Reproduce the full listing below unchanged, apart from the pictures.

***** Data section *****

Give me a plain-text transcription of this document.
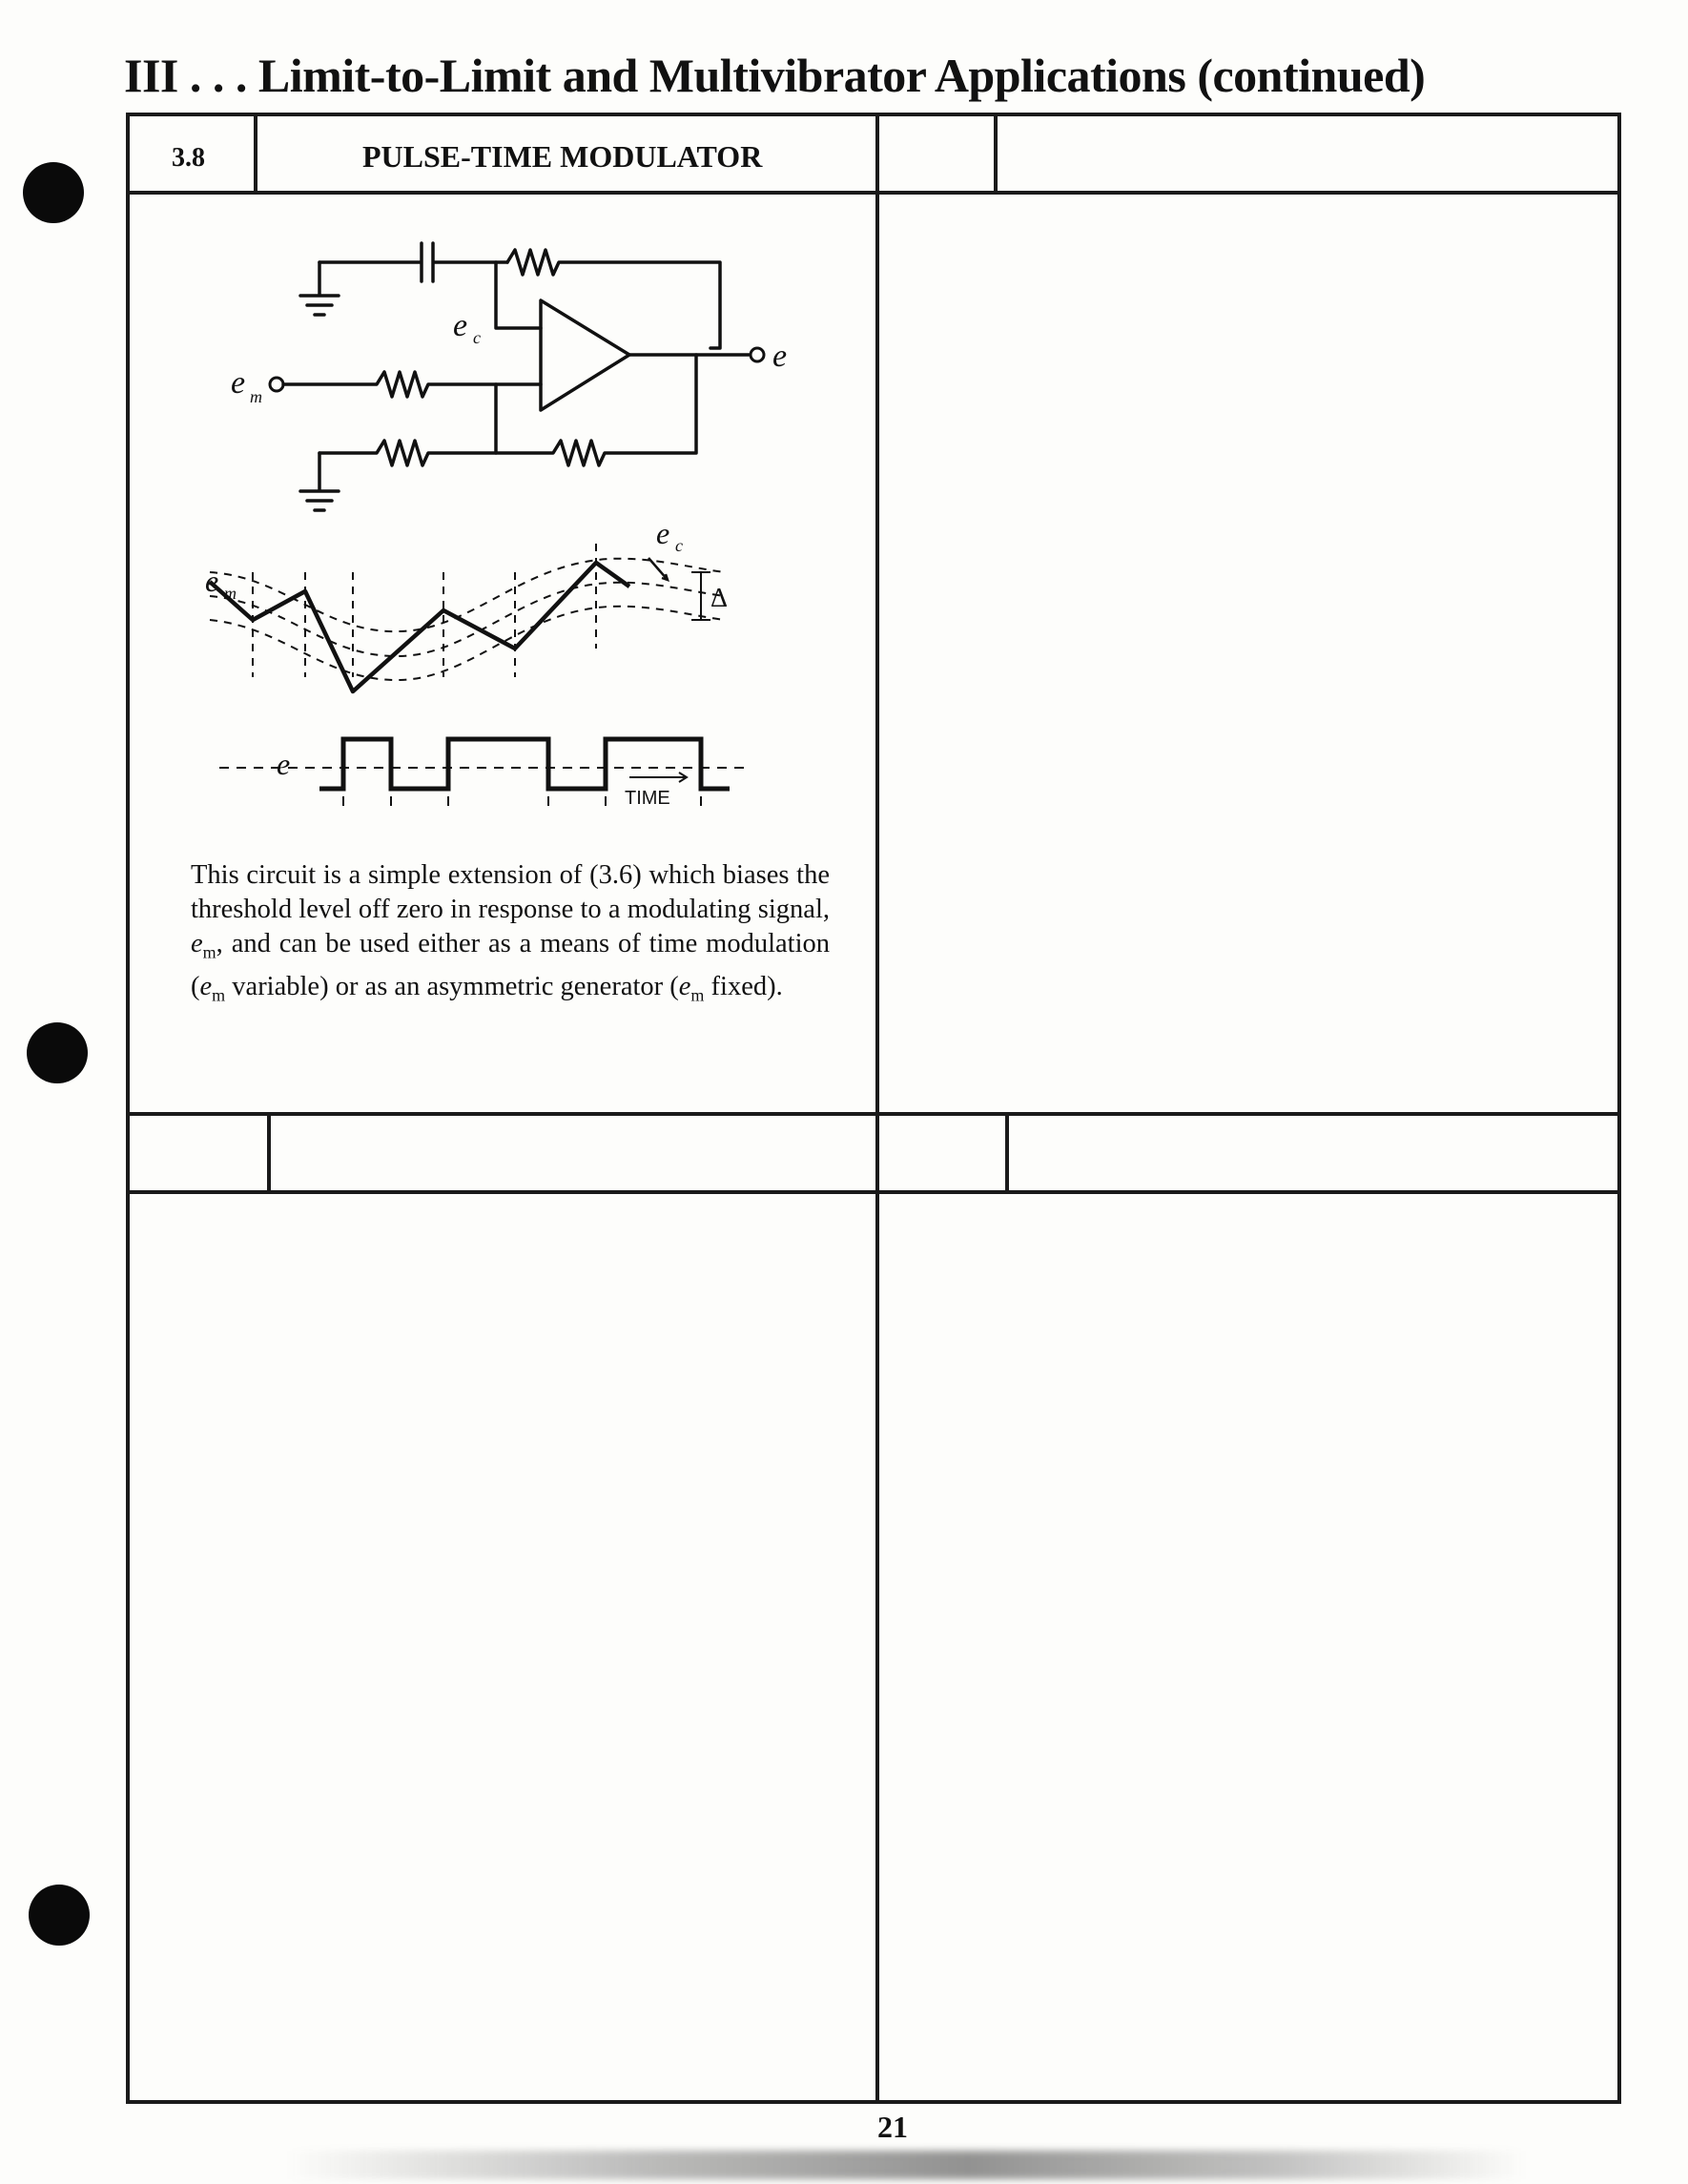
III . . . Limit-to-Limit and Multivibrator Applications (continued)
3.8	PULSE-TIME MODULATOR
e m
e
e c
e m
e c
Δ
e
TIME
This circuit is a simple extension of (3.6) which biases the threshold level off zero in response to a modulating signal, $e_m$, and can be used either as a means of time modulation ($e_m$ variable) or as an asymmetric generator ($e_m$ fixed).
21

*****

### Result for this task
Give me a plain-text transcription of this document.
III . . . Limit-to-Limit and Multivibrator Applications (continued)
3.8	PULSE-TIME MODULATOR
e m
e
e c
e m
e c
Δ
e
TIME
This circuit is a simple extension of (3.6) which biases the threshold level off zero in response to a modulating signal, $e_m$, and can be used either as a means of time modulation ($e_m$ variable) or as an asymmetric generator ($e_m$ fixed).
21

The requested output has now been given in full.